Aim of the exercise> Omit every picture while repeating the entries exactly.
--- Begin ---
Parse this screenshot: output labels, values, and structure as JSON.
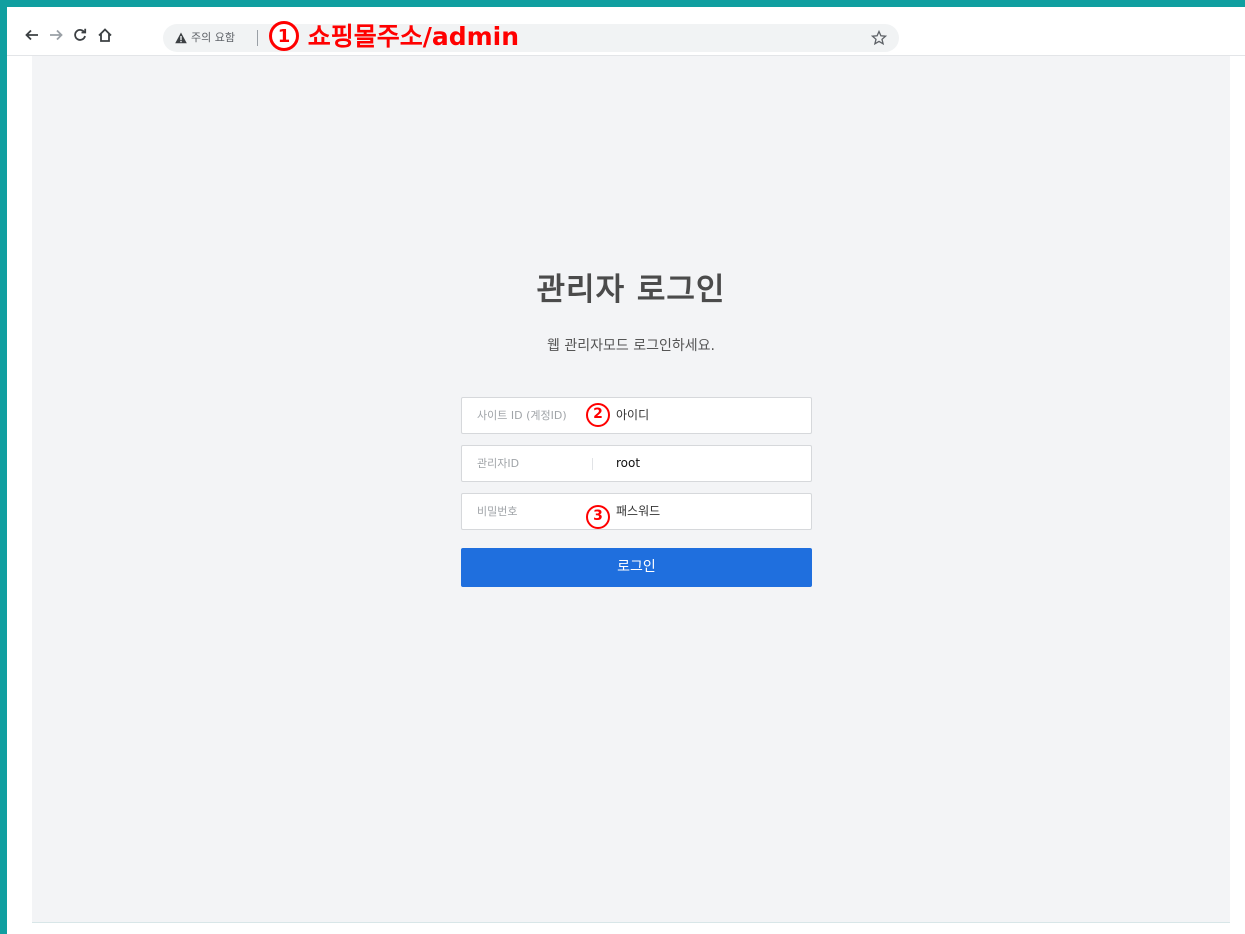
{
  "browser": {
    "security_label": "주의 요함",
    "url_annotation_number": "1",
    "url_annotation_text": "쇼핑몰주소/admin",
    "icons": {
      "back": "back-arrow-icon",
      "forward": "forward-arrow-icon",
      "reload": "reload-icon",
      "home": "home-icon",
      "warning": "warning-triangle-icon",
      "bookmark": "star-icon"
    }
  },
  "login": {
    "title": "관리자 로그인",
    "subtitle": "웹 관리자모드 로그인하세요.",
    "fields": [
      {
        "label": "사이트 ID (계정ID)",
        "annotation": "2",
        "value": "아이디"
      },
      {
        "label": "관리자ID",
        "annotation": "",
        "value": "root"
      },
      {
        "label": "비밀번호",
        "annotation": "3",
        "value": "패스워드"
      }
    ],
    "button_label": "로그인"
  },
  "colors": {
    "frame": "#109fa0",
    "annotation": "#ff0000",
    "button": "#1f6fde",
    "content_bg": "#f3f4f6"
  }
}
--- End ---
Task output>
Parse this screenshot: output labels, values, and structure as JSON.
{
  "browser": {
    "security_label": "주의 요함",
    "url_annotation_number": "1",
    "url_annotation_text": "쇼핑몰주소/admin",
    "icons": {
      "back": "back-arrow-icon",
      "forward": "forward-arrow-icon",
      "reload": "reload-icon",
      "home": "home-icon",
      "warning": "warning-triangle-icon",
      "bookmark": "star-icon"
    }
  },
  "login": {
    "title": "관리자 로그인",
    "subtitle": "웹 관리자모드 로그인하세요.",
    "fields": [
      {
        "label": "사이트 ID (계정ID)",
        "annotation": "2",
        "value": "아이디"
      },
      {
        "label": "관리자ID",
        "annotation": "",
        "value": "root"
      },
      {
        "label": "비밀번호",
        "annotation": "3",
        "value": "패스워드"
      }
    ],
    "button_label": "로그인"
  },
  "colors": {
    "frame": "#109fa0",
    "annotation": "#ff0000",
    "button": "#1f6fde",
    "content_bg": "#f3f4f6"
  }
}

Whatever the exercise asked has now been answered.